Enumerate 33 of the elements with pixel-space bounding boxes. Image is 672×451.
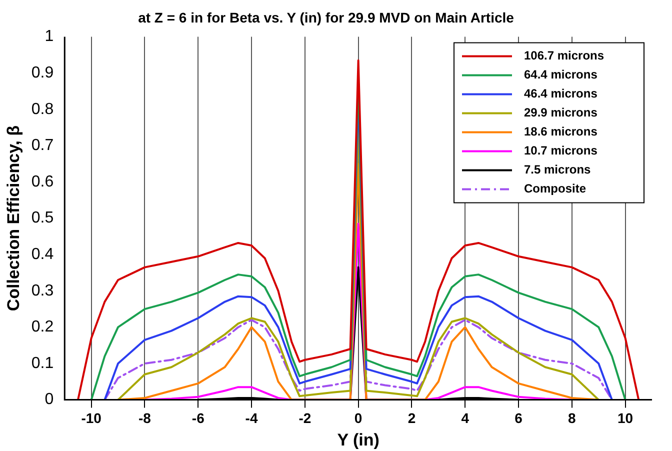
- x-tick-label: 2: [408, 410, 416, 426]
- legend-label: 10.7 microns: [524, 144, 598, 158]
- y-tick-label: 0.4: [31, 246, 54, 264]
- x-tick-label: -2: [298, 410, 312, 426]
- x-tick-label: 6: [514, 410, 523, 426]
- y-tick-label: 0.9: [31, 64, 54, 82]
- y-axis-title: Collection Efficiency, β: [4, 125, 23, 312]
- legend-label: 7.5 microns: [524, 162, 592, 177]
- y-tick-label: 0.7: [31, 137, 54, 154]
- y-tick-label: 0.3: [31, 282, 54, 300]
- y-tick-label: 1: [44, 28, 54, 46]
- x-tick-label: 0: [354, 410, 362, 426]
- legend-label: Composite: [524, 182, 586, 196]
- x-tick-label: 10: [618, 410, 634, 426]
- x-tick-label: -8: [138, 410, 152, 426]
- y-tick-label: 0.1: [31, 354, 54, 372]
- legend-label: 18.6 microns: [524, 124, 598, 139]
- x-axis-title: Y (in): [337, 430, 380, 450]
- legend-label: 106.7 microns: [524, 48, 604, 63]
- x-tick-label: -10: [81, 410, 102, 426]
- x-tick-label: -6: [192, 410, 205, 426]
- x-tick-label: 8: [568, 410, 576, 426]
- y-tick-label: 0.6: [31, 173, 54, 190]
- legend-label: 64.4 microns: [524, 68, 598, 82]
- y-tick-label: 0: [44, 391, 54, 408]
- legend-label: 29.9 microns: [524, 106, 598, 120]
- y-tick-label: 0.2: [31, 318, 54, 336]
- x-tick-label: -4: [245, 410, 258, 426]
- y-tick-label: 0.5: [31, 210, 54, 227]
- x-tick-label: 4: [461, 410, 470, 426]
- chart-title: at Z = 6 in for Beta vs. Y (in) for 29.9 MVD on Main Article: [138, 9, 514, 26]
- legend-label: 46.4 microns: [524, 86, 598, 101]
- y-tick-label: 0.8: [31, 100, 54, 118]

────────────────

▶ [Problem to solve]
Render every line of the entries above as a Markdown table with two columns, Row for the row number and Line for the line itself. Skip blank lines, and leave the pictures out of the table.

▶ [The result]
| Row | Line |
|---|---|
| 1 | Enumerate 33 of the elements with pixel-space bounding boxes. Image is 672×451. |
| 2 | - x-tick-label: 2: [408, 410, 416, 426] |
| 3 | - legend-label: 10.7 microns: [524, 144, 598, 158] |
| 4 | - y-tick-label: 0.4: [31, 246, 54, 264] |
| 5 | - x-tick-label: -2: [298, 410, 312, 426] |
| 6 | - x-tick-label: 6: [514, 410, 523, 426] |
| 7 | - y-tick-label: 0.9: [31, 64, 54, 82] |
| 8 | - y-axis-title: Collection Efficiency, β: [4, 125, 23, 312] |
| 9 | - legend-label: 7.5 microns: [524, 162, 592, 177] |
| 10 | - y-tick-label: 0.7: [31, 137, 54, 154] |
| 11 | - y-tick-label: 0.3: [31, 282, 54, 300] |
| 12 | - y-tick-label: 1: [44, 28, 54, 46] |
| 13 | - x-tick-label: 0: [354, 410, 362, 426] |
| 14 | - legend-label: Composite: [524, 182, 586, 196] |
| 15 | - x-tick-label: 10: [618, 410, 634, 426] |
| 16 | - x-tick-label: -8: [138, 410, 152, 426] |
| 17 | - y-tick-label: 0.1: [31, 354, 54, 372] |
| 18 | - legend-label: 18.6 microns: [524, 124, 598, 139] |
| 19 | - x-axis-title: Y (in): [337, 430, 380, 450] |
| 20 | - legend-label: 106.7 microns: [524, 48, 604, 63] |
| 21 | - x-tick-label: -10: [81, 410, 102, 426] |
| 22 | - x-tick-label: -6: [192, 410, 205, 426] |
| 23 | - x-tick-label: 8: [568, 410, 576, 426] |
| 24 | - y-tick-label: 0.6: [31, 173, 54, 190] |
| 25 | - legend-label: 64.4 microns: [524, 68, 598, 82] |
| 26 | - y-tick-label: 0: [44, 391, 54, 408] |
| 27 | - legend-label: 29.9 microns: [524, 106, 598, 120] |
| 28 | - y-tick-label: 0.2: [31, 318, 54, 336] |
| 29 | - x-tick-label: -4: [245, 410, 258, 426] |
| 30 | - y-tick-label: 0.5: [31, 210, 54, 227] |
| 31 | - x-tick-label: 4: [461, 410, 470, 426] |
| 32 | - chart-title: at Z = 6 in for Beta vs. Y (in) for 29.9 MVD on Main Article: [138, 9, 514, 26] |
| 33 | - legend-label: 46.4 microns: [524, 86, 598, 101] |
| 34 | - y-tick-label: 0.8: [31, 100, 54, 118] |